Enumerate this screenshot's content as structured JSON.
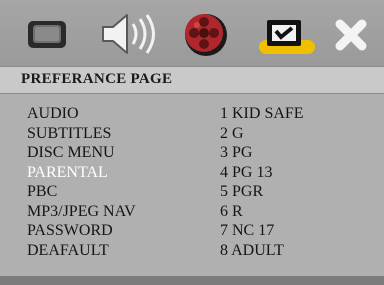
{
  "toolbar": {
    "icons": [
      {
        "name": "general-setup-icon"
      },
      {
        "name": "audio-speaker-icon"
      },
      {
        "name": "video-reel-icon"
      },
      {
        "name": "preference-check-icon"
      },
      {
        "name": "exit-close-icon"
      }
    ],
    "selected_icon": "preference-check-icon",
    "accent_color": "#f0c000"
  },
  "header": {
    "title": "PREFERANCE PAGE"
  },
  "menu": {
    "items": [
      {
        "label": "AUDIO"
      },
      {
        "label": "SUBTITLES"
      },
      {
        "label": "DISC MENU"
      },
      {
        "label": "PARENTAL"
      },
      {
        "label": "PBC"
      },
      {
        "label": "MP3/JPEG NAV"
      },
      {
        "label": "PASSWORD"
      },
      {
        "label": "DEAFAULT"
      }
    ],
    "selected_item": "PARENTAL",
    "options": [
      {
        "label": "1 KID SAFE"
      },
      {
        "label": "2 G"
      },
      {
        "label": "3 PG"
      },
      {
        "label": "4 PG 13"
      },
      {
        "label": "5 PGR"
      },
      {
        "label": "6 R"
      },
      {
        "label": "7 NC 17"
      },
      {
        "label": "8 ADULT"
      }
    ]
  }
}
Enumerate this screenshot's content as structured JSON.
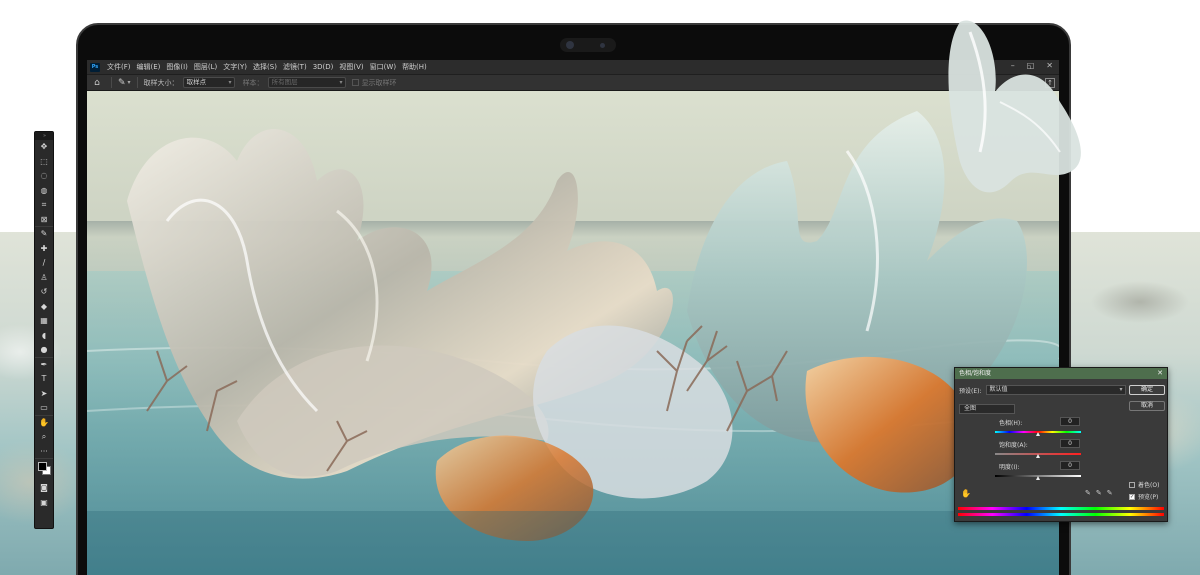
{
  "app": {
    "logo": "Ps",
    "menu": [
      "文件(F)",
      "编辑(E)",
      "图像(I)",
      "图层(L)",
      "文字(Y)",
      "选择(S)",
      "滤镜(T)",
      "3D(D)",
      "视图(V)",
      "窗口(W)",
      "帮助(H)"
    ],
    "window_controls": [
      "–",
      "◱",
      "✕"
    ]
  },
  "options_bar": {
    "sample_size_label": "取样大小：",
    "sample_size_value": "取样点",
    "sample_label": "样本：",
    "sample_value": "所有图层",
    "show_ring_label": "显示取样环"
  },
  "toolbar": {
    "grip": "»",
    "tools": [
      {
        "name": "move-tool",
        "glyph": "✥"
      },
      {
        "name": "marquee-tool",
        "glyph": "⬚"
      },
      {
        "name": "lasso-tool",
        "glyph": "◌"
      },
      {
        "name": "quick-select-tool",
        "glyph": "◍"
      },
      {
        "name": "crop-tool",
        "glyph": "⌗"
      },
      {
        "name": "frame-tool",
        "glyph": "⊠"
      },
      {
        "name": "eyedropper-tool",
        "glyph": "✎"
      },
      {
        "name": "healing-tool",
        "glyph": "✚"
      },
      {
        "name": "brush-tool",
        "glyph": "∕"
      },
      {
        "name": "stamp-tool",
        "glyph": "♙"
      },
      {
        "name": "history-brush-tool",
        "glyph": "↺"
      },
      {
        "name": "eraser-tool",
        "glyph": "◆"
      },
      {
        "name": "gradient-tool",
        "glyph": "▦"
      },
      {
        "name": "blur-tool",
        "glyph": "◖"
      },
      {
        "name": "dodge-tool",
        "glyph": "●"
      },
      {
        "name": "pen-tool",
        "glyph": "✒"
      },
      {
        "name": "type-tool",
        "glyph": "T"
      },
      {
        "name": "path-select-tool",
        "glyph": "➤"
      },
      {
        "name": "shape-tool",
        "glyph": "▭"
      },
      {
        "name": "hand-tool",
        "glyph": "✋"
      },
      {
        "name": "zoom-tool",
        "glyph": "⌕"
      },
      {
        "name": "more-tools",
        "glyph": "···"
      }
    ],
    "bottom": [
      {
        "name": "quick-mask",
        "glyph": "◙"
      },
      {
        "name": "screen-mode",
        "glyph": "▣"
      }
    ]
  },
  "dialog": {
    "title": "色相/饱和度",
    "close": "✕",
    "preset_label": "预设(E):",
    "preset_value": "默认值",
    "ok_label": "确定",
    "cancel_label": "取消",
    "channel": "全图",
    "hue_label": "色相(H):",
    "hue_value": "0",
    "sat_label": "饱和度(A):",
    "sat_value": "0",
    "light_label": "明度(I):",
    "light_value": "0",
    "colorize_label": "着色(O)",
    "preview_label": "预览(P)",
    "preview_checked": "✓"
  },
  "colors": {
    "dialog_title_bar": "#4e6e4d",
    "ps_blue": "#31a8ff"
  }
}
^^^^^^^^^^^^^^^^
What you are asked to do ->
Working from the lines above, reproduce the material exactly and exclude its pictures.

Solution below ->
Enumerate this screenshot's content as structured JSON.
{
  "toolbar": {
    "icons": [
      {
        "name": "general-setup-icon"
      },
      {
        "name": "audio-speaker-icon"
      },
      {
        "name": "video-reel-icon"
      },
      {
        "name": "preference-check-icon"
      },
      {
        "name": "exit-close-icon"
      }
    ],
    "selected_icon": "preference-check-icon",
    "accent_color": "#f0c000"
  },
  "header": {
    "title": "PREFERANCE PAGE"
  },
  "menu": {
    "items": [
      {
        "label": "AUDIO"
      },
      {
        "label": "SUBTITLES"
      },
      {
        "label": "DISC MENU"
      },
      {
        "label": "PARENTAL"
      },
      {
        "label": "PBC"
      },
      {
        "label": "MP3/JPEG NAV"
      },
      {
        "label": "PASSWORD"
      },
      {
        "label": "DEAFAULT"
      }
    ],
    "selected_item": "PARENTAL",
    "options": [
      {
        "label": "1 KID SAFE"
      },
      {
        "label": "2 G"
      },
      {
        "label": "3 PG"
      },
      {
        "label": "4 PG 13"
      },
      {
        "label": "5 PGR"
      },
      {
        "label": "6 R"
      },
      {
        "label": "7 NC 17"
      },
      {
        "label": "8 ADULT"
      }
    ]
  }
}
Enumerate this screenshot's content as structured JSON.
{
  "app": {
    "logo": "Ps",
    "menu": [
      "文件(F)",
      "编辑(E)",
      "图像(I)",
      "图层(L)",
      "文字(Y)",
      "选择(S)",
      "滤镜(T)",
      "3D(D)",
      "视图(V)",
      "窗口(W)",
      "帮助(H)"
    ],
    "window_controls": [
      "–",
      "◱",
      "✕"
    ]
  },
  "options_bar": {
    "sample_size_label": "取样大小：",
    "sample_size_value": "取样点",
    "sample_label": "样本：",
    "sample_value": "所有图层",
    "show_ring_label": "显示取样环"
  },
  "toolbar": {
    "grip": "»",
    "tools": [
      {
        "name": "move-tool",
        "glyph": "✥"
      },
      {
        "name": "marquee-tool",
        "glyph": "⬚"
      },
      {
        "name": "lasso-tool",
        "glyph": "◌"
      },
      {
        "name": "quick-select-tool",
        "glyph": "◍"
      },
      {
        "name": "crop-tool",
        "glyph": "⌗"
      },
      {
        "name": "frame-tool",
        "glyph": "⊠"
      },
      {
        "name": "eyedropper-tool",
        "glyph": "✎"
      },
      {
        "name": "healing-tool",
        "glyph": "✚"
      },
      {
        "name": "brush-tool",
        "glyph": "∕"
      },
      {
        "name": "stamp-tool",
        "glyph": "♙"
      },
      {
        "name": "history-brush-tool",
        "glyph": "↺"
      },
      {
        "name": "eraser-tool",
        "glyph": "◆"
      },
      {
        "name": "gradient-tool",
        "glyph": "▦"
      },
      {
        "name": "blur-tool",
        "glyph": "◖"
      },
      {
        "name": "dodge-tool",
        "glyph": "●"
      },
      {
        "name": "pen-tool",
        "glyph": "✒"
      },
      {
        "name": "type-tool",
        "glyph": "T"
      },
      {
        "name": "path-select-tool",
        "glyph": "➤"
      },
      {
        "name": "shape-tool",
        "glyph": "▭"
      },
      {
        "name": "hand-tool",
        "glyph": "✋"
      },
      {
        "name": "zoom-tool",
        "glyph": "⌕"
      },
      {
        "name": "more-tools",
        "glyph": "···"
      }
    ],
    "bottom": [
      {
        "name": "quick-mask",
        "glyph": "◙"
      },
      {
        "name": "screen-mode",
        "glyph": "▣"
      }
    ]
  },
  "dialog": {
    "title": "色相/饱和度",
    "close": "✕",
    "preset_label": "预设(E):",
    "preset_value": "默认值",
    "ok_label": "确定",
    "cancel_label": "取消",
    "channel": "全图",
    "hue_label": "色相(H):",
    "hue_value": "0",
    "sat_label": "饱和度(A):",
    "sat_value": "0",
    "light_label": "明度(I):",
    "light_value": "0",
    "colorize_label": "着色(O)",
    "preview_label": "预览(P)",
    "preview_checked": "✓"
  },
  "colors": {
    "dialog_title_bar": "#4e6e4d",
    "ps_blue": "#31a8ff"
  }
}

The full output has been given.